(Dataset records)
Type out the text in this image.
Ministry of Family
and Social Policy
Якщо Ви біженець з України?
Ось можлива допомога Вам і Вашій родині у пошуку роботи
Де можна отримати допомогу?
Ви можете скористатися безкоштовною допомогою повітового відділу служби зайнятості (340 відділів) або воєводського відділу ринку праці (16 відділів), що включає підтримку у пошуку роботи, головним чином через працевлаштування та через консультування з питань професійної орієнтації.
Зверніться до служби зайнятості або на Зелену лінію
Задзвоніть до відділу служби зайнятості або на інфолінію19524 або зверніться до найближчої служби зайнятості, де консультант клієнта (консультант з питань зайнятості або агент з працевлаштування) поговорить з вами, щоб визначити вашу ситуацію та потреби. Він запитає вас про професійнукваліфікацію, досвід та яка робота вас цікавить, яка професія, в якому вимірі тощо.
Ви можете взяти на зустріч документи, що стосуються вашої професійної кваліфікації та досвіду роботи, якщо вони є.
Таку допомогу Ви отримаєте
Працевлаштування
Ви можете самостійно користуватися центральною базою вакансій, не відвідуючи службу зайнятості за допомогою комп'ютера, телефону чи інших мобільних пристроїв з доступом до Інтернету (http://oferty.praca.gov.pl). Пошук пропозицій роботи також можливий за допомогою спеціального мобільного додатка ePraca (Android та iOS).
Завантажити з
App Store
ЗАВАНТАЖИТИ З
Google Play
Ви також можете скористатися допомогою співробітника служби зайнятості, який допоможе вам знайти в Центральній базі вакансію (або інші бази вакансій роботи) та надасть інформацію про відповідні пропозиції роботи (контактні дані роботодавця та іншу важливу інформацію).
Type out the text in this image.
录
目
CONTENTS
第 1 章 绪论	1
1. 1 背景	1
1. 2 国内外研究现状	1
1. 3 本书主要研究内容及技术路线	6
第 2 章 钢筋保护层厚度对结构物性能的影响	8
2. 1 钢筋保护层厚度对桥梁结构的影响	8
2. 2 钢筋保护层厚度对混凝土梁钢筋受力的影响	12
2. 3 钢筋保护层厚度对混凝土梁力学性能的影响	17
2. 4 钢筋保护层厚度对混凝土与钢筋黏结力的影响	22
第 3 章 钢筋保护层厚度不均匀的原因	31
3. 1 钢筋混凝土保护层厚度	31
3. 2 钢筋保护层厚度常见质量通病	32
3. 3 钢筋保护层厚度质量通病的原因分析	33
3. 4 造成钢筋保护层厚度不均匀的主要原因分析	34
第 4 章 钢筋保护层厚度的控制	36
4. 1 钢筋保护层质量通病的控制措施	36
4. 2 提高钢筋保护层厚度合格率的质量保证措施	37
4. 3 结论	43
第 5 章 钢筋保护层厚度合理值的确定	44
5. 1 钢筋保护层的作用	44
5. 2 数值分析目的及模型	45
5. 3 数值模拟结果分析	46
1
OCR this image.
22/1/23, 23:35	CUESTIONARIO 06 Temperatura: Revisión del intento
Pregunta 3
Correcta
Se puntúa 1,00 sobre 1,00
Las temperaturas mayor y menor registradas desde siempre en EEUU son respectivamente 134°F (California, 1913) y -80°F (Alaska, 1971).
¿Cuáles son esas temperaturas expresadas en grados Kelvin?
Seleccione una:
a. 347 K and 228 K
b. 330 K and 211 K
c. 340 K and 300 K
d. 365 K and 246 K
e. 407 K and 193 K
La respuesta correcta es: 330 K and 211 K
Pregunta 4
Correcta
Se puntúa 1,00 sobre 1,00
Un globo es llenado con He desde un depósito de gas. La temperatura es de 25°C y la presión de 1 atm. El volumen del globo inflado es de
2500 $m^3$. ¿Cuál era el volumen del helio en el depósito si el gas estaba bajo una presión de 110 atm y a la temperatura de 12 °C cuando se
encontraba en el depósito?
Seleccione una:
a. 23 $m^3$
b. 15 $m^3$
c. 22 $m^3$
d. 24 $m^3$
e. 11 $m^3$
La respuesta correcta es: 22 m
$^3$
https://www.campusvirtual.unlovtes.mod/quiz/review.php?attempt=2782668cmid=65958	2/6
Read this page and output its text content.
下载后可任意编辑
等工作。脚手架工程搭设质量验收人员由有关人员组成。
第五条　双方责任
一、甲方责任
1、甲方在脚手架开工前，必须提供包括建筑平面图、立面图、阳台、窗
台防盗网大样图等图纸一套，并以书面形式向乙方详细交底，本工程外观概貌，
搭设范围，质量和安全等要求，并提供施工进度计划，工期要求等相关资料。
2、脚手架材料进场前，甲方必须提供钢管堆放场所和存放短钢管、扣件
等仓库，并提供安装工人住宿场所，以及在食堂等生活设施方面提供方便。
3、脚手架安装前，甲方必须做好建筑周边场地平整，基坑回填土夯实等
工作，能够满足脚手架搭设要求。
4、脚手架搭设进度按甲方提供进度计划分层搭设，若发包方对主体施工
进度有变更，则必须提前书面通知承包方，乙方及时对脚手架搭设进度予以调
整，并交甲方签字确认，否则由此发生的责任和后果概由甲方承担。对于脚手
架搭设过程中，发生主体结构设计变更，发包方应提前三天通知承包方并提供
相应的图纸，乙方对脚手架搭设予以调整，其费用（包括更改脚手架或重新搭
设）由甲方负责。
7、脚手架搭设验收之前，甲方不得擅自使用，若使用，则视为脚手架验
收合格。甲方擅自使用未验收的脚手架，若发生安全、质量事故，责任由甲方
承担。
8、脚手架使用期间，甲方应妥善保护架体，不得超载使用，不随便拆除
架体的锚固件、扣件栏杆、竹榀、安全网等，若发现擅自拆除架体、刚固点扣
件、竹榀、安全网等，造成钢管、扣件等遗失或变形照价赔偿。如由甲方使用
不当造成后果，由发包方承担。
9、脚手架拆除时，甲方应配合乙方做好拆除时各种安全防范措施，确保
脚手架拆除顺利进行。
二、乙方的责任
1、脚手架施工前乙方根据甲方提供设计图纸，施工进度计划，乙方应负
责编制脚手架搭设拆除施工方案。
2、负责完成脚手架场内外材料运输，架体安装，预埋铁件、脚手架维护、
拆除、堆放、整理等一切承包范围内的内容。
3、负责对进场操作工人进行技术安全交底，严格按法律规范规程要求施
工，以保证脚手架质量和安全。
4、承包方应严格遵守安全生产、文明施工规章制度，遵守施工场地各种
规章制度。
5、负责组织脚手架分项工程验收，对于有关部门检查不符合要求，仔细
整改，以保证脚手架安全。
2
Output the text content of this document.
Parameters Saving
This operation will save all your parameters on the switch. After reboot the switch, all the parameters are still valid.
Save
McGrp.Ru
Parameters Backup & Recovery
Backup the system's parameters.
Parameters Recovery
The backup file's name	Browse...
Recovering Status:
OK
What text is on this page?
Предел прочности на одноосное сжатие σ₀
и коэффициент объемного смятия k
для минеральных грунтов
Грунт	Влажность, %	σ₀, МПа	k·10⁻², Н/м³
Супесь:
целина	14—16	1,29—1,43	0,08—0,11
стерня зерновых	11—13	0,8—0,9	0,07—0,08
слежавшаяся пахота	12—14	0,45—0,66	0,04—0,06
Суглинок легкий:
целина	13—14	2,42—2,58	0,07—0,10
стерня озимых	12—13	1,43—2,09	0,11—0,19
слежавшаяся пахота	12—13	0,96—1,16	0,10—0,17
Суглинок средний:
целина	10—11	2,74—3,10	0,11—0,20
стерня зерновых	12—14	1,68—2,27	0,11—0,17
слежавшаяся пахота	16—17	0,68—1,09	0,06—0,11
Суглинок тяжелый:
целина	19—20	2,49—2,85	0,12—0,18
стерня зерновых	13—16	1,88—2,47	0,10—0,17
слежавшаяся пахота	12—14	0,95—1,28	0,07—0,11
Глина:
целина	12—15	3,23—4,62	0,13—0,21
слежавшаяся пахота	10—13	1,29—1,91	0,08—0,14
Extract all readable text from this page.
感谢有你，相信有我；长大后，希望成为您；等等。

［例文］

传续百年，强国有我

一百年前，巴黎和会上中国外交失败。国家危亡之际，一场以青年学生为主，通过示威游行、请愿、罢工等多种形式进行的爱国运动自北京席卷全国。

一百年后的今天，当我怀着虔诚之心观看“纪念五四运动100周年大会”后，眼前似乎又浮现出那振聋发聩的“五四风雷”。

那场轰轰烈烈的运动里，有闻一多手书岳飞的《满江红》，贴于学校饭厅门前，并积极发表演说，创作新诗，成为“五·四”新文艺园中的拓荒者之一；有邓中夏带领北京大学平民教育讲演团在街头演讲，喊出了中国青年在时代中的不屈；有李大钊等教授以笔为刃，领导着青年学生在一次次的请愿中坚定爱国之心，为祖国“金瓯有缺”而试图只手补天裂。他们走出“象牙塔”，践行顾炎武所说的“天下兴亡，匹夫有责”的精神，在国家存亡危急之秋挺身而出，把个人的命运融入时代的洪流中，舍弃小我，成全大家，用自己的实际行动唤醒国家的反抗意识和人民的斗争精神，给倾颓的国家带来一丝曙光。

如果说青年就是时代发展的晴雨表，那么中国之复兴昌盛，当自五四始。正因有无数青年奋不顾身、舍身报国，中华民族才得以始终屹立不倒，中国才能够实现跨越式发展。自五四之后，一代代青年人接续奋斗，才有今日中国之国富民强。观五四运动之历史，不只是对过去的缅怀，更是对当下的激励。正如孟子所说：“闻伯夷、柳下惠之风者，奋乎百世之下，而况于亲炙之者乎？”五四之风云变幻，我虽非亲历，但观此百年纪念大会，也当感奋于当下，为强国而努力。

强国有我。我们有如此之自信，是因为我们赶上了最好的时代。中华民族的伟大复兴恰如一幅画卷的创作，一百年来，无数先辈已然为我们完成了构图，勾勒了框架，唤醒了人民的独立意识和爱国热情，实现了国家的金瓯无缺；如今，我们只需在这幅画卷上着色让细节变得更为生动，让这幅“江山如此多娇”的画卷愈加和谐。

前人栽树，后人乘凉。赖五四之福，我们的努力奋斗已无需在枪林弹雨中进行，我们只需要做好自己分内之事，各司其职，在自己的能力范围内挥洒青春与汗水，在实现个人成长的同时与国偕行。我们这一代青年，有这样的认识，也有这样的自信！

*What is expected*: Search the records for the string "зерновых" and return every line in which it occurs.

*Response below*:
стерня зерновых	11—13	0,8—0,9	0,07—0,08
стерня зерновых	12—14	1,68—2,27	0,11—0,17
стерня зерновых	13—16	1,88—2,47	0,10—0,17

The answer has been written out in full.